**GIVEN EXERCISE**
Every record must be repeated exactly; omit any pictures they contain.

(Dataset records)
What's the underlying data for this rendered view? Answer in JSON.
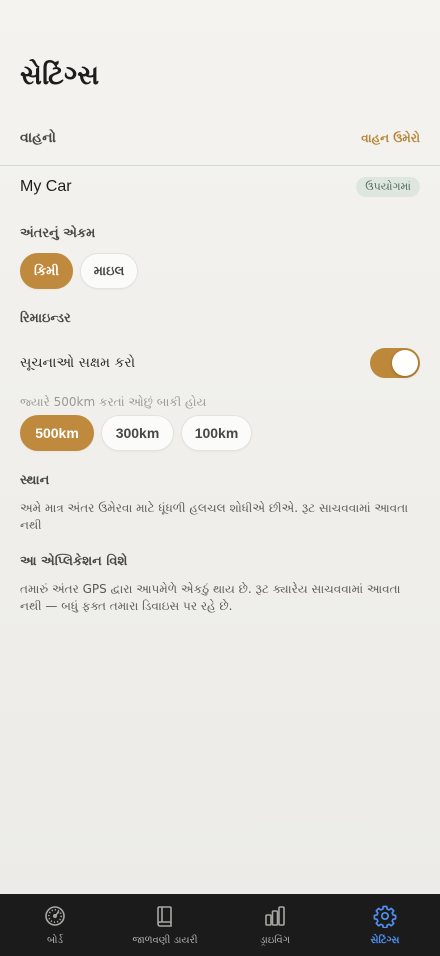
{
  "header": {
    "title": "સેટિંગ્સ"
  },
  "vehicles": {
    "section_label": "વાહનો",
    "add_link": "વાહન ઉમેરો",
    "car_name": "My Car",
    "car_badge": "ઉપયોગમાં"
  },
  "units": {
    "label": "અંતરનું એકમ",
    "options": [
      "કિમી",
      "માઇલ"
    ],
    "selected": "કિમી"
  },
  "reminders": {
    "label": "રિમાઇન્ડર",
    "enable_label": "સૂચનાઓ સક્ષમ કરો",
    "enabled": true,
    "threshold_hint": "જ્યારે 500km કરતાં ઓછું બાકી હોય",
    "thresholds": [
      "500km",
      "300km",
      "100km"
    ],
    "selected_threshold": "500km"
  },
  "location": {
    "label": "સ્થાન",
    "text": "અમે માત્ર અંતર ઉમેરવા માટે ધૂંધળી હલચલ શોધીએ છીએ. રૂટ સાચવવામાં આવતા નથી"
  },
  "about": {
    "label": "આ એપ્લિકેશન વિશે",
    "text": "તમારું અંતર GPS દ્વારા આપમેળે એકઠું થાય છે. રૂટ ક્યારેય સાચવવામાં આવતા નથી — બધું ફક્ત તમારા ડિવાઇસ પર રહે છે."
  },
  "tabbar": {
    "items": [
      {
        "label": "બોર્ડ",
        "icon": "gauge-icon"
      },
      {
        "label": "જાળવણી ડાયરી",
        "icon": "book-icon"
      },
      {
        "label": "ડ્રાઇવિંગ",
        "icon": "bars-icon"
      },
      {
        "label": "સેટિંગ્સ",
        "icon": "gear-icon"
      }
    ],
    "active": "સેટિંગ્સ"
  },
  "colors": {
    "accent": "#c08a3e",
    "active_tab": "#4f8ff0",
    "tabbar_bg": "#1b1b1b"
  }
}
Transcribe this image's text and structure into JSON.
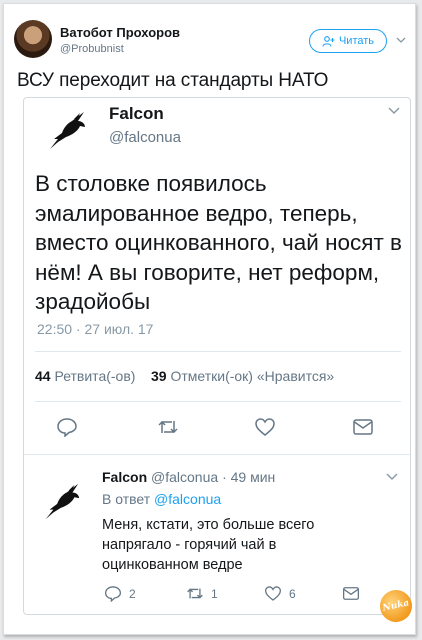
{
  "header": {
    "author_name": "Ватобот Прохоров",
    "author_handle": "@Probubnist",
    "follow_label": "Читать"
  },
  "tweet": {
    "text": "ВСУ переходит на стандарты НАТО"
  },
  "quoted": {
    "name": "Falcon",
    "handle": "@falconua",
    "text": "В столовке появилось эмалированное ведро, теперь, вместо оцинкованного, чай носят в нём! А вы говорите, нет реформ, зрадойобы",
    "timestamp": "22:50 · 27 июл. 17",
    "retweets_count": "44",
    "retweets_label": "Ретвита(-ов)",
    "likes_count": "39",
    "likes_label": "Отметки(-ок) «Нравится»"
  },
  "reply": {
    "name": "Falcon",
    "handle": "@falconua",
    "separator": "·",
    "time": "49 мин",
    "in_reply_prefix": "В ответ",
    "in_reply_handle": "@falconua",
    "text": "Меня, кстати, это больше всего напрягало - горячий чай в оцинкованном ведре",
    "reply_count": "2",
    "retweet_count": "1",
    "like_count": "6"
  },
  "watermark": {
    "text": "Nuka"
  },
  "colors": {
    "accent": "#1da1f2",
    "muted": "#657786",
    "text": "#14171a"
  },
  "icons": [
    "avatar",
    "follow-user-icon",
    "chevron-down-icon",
    "raven-avatar-icon",
    "reply-icon",
    "retweet-icon",
    "like-icon",
    "direct-message-icon"
  ]
}
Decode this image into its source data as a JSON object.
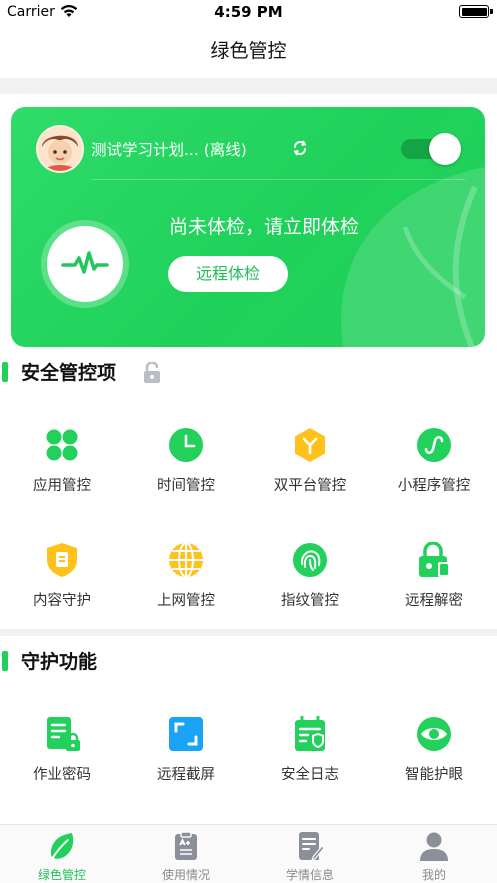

**FINAL RESULT**
What's the underlying data for this rendered view? Answer in JSON.
{
  "header": {
    "title": "સેટિંગ્સ"
  },
  "vehicles": {
    "section_label": "વાહનો",
    "add_link": "વાહન ઉમેરો",
    "car_name": "My Car",
    "car_badge": "ઉપયોગમાં"
  },
  "units": {
    "label": "અંતરનું એકમ",
    "options": [
      "કિમી",
      "માઇલ"
    ],
    "selected": "કિમી"
  },
  "reminders": {
    "label": "રિમાઇન્ડર",
    "enable_label": "સૂચનાઓ સક્ષમ કરો",
    "enabled": true,
    "threshold_hint": "જ્યારે 500km કરતાં ઓછું બાકી હોય",
    "thresholds": [
      "500km",
      "300km",
      "100km"
    ],
    "selected_threshold": "500km"
  },
  "location": {
    "label": "સ્થાન",
    "text": "અમે માત્ર અંતર ઉમેરવા માટે ધૂંધળી હલચલ શોધીએ છીએ. રૂટ સાચવવામાં આવતા નથી"
  },
  "about": {
    "label": "આ એપ્લિકેશન વિશે",
    "text": "તમારું અંતર GPS દ્વારા આપમેળે એકઠું થાય છે. રૂટ ક્યારેય સાચવવામાં આવતા નથી — બધું ફક્ત તમારા ડિવાઇસ પર રહે છે."
  },
  "tabbar": {
    "items": [
      {
        "label": "બોર્ડ",
        "icon": "gauge-icon"
      },
      {
        "label": "જાળવણી ડાયરી",
        "icon": "book-icon"
      },
      {
        "label": "ડ્રાઇવિંગ",
        "icon": "bars-icon"
      },
      {
        "label": "સેટિંગ્સ",
        "icon": "gear-icon"
      }
    ],
    "active": "સેટિંગ્સ"
  },
  "colors": {
    "accent": "#c08a3e",
    "active_tab": "#4f8ff0",
    "tabbar_bg": "#1b1b1b"
  }
}
Transcribe this image's text and structure into JSON.
{
  "header": {
    "author_name": "Ватобот Прохоров",
    "author_handle": "@Probubnist",
    "follow_label": "Читать"
  },
  "tweet": {
    "text": "ВСУ переходит на стандарты НАТО"
  },
  "quoted": {
    "name": "Falcon",
    "handle": "@falconua",
    "text": "В столовке появилось эмалированное ведро, теперь, вместо оцинкованного, чай носят в нём! А вы говорите, нет реформ, зрадойобы",
    "timestamp": "22:50 · 27 июл. 17",
    "retweets_count": "44",
    "retweets_label": "Ретвита(-ов)",
    "likes_count": "39",
    "likes_label": "Отметки(-ок) «Нравится»"
  },
  "reply": {
    "name": "Falcon",
    "handle": "@falconua",
    "separator": "·",
    "time": "49 мин",
    "in_reply_prefix": "В ответ",
    "in_reply_handle": "@falconua",
    "text": "Меня, кстати, это больше всего напрягало - горячий чай в оцинкованном ведре",
    "reply_count": "2",
    "retweet_count": "1",
    "like_count": "6"
  },
  "watermark": {
    "text": "Nuka"
  },
  "colors": {
    "accent": "#1da1f2",
    "muted": "#657786",
    "text": "#14171a"
  },
  "icons": [
    "avatar",
    "follow-user-icon",
    "chevron-down-icon",
    "raven-avatar-icon",
    "reply-icon",
    "retweet-icon",
    "like-icon",
    "direct-message-icon"
  ]
}
Decode this image into its source data as a JSON object.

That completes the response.